Tally the lines that include the word "юридического" and reply with nothing but the total.

/---

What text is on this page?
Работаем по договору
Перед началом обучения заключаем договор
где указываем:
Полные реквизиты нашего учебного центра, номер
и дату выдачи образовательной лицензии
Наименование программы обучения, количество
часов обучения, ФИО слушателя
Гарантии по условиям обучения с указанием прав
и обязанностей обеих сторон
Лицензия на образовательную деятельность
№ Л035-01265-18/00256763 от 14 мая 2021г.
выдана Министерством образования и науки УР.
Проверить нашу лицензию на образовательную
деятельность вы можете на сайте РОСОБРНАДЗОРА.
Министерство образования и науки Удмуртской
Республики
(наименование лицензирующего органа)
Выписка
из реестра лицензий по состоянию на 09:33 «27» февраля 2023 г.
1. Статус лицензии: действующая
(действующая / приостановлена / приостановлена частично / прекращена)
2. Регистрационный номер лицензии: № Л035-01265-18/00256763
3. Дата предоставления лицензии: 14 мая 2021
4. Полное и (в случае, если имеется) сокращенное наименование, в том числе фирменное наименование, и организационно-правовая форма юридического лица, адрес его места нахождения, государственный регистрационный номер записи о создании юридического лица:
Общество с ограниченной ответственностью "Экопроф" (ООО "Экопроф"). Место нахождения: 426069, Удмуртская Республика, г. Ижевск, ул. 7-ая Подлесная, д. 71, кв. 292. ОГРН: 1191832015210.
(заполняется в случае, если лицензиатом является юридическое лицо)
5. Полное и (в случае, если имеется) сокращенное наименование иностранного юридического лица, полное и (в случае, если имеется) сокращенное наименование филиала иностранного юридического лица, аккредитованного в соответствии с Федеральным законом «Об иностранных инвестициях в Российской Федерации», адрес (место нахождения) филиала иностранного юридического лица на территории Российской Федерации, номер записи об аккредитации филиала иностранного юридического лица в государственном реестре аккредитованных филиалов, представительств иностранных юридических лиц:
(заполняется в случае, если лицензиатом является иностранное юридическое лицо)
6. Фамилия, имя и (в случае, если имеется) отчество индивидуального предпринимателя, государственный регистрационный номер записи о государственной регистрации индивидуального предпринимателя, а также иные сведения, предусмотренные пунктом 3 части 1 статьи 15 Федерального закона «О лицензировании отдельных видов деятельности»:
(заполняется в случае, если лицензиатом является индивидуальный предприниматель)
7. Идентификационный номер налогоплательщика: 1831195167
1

\---

TASK SOLUTION: 2